SHORT PROBLEM — All entries should be output exactly as they stand.

---------- THE DATA

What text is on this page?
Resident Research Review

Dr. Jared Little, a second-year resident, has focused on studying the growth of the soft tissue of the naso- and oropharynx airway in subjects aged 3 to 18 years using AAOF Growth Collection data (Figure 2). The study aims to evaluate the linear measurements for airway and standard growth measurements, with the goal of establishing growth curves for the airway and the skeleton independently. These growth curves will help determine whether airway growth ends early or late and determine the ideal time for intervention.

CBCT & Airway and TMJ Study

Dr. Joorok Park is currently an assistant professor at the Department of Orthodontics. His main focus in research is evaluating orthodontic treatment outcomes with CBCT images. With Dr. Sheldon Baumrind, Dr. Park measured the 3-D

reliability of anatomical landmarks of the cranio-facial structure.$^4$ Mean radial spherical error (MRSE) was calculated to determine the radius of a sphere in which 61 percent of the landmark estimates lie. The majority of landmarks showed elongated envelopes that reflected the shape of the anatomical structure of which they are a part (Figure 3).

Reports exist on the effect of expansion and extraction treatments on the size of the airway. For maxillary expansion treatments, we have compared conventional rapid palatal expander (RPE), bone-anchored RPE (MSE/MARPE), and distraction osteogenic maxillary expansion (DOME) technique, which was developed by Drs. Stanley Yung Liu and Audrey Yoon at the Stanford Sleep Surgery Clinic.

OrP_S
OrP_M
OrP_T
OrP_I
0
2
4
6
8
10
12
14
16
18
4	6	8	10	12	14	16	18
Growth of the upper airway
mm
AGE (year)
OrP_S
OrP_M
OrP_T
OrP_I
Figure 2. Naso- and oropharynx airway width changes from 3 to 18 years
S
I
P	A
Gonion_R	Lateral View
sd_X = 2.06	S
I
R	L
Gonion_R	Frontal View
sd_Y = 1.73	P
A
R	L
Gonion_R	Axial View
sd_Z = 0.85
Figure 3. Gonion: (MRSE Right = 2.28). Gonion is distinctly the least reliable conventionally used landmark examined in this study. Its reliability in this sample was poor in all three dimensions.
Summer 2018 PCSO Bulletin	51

--------------------

THE SOLUTION —
What text is on this page?
Resident Research Review

Dr. Jared Little, a second-year resident, has focused on studying the growth of the soft tissue of the naso- and oropharynx airway in subjects aged 3 to 18 years using AAOF Growth Collection data (Figure 2). The study aims to evaluate the linear measurements for airway and standard growth measurements, with the goal of establishing growth curves for the airway and the skeleton independently. These growth curves will help determine whether airway growth ends early or late and determine the ideal time for intervention.

CBCT & Airway and TMJ Study

Dr. Joorok Park is currently an assistant professor at the Department of Orthodontics. His main focus in research is evaluating orthodontic treatment outcomes with CBCT images. With Dr. Sheldon Baumrind, Dr. Park measured the 3-D

reliability of anatomical landmarks of the cranio-facial structure.$^4$ Mean radial spherical error (MRSE) was calculated to determine the radius of a sphere in which 61 percent of the landmark estimates lie. The majority of landmarks showed elongated envelopes that reflected the shape of the anatomical structure of which they are a part (Figure 3).

Reports exist on the effect of expansion and extraction treatments on the size of the airway. For maxillary expansion treatments, we have compared conventional rapid palatal expander (RPE), bone-anchored RPE (MSE/MARPE), and distraction osteogenic maxillary expansion (DOME) technique, which was developed by Drs. Stanley Yung Liu and Audrey Yoon at the Stanford Sleep Surgery Clinic.

OrP_S
OrP_M
OrP_T
OrP_I
0
2
4
6
8
10
12
14
16
18
4	6	8	10	12	14	16	18
Growth of the upper airway
mm
AGE (year)
OrP_S
OrP_M
OrP_T
OrP_I
Figure 2. Naso- and oropharynx airway width changes from 3 to 18 years
S
I
P	A
Gonion_R	Lateral View
sd_X = 2.06	S
I
R	L
Gonion_R	Frontal View
sd_Y = 1.73	P
A
R	L
Gonion_R	Axial View
sd_Z = 0.85
Figure 3. Gonion: (MRSE Right = 2.28). Gonion is distinctly the least reliable conventionally used landmark examined in this study. Its reliability in this sample was poor in all three dimensions.
Summer 2018 PCSO Bulletin	51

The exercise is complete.